[Stated goal] Show each line of the data below that has the string "спортивной" in it.

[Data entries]
::::::::
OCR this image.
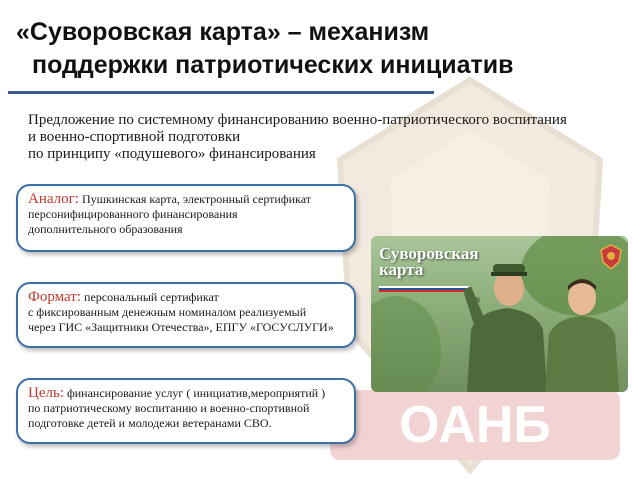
ОАНБ
«Суворовская карта» – механизм
поддержки патриотических инициатив
Предложение по системному финансированию военно-патриотического воспитания
и военно-спортивной подготовки
по принципу «подушевого» финансирования
Аналог: Пушкинская карта, электронный сертификат
персонифицированного финансирования
дополнительного образования
Формат: персональный сертификат
с фиксированным денежным номиналом реализуемый
через ГИС «Защитники Отечества», ЕПГУ «ГОСУСЛУГИ»
Цель: финансирование услуг ( инициатив,мероприятий )
по патриотическому воспитанию и военно-спортивной
подготовке детей и молодежи ветеранами СВО.
Суворовская
карта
::::::::
[Correct result]
и военно-спортивной подготовки
по патриотическому воспитанию и военно-спортивной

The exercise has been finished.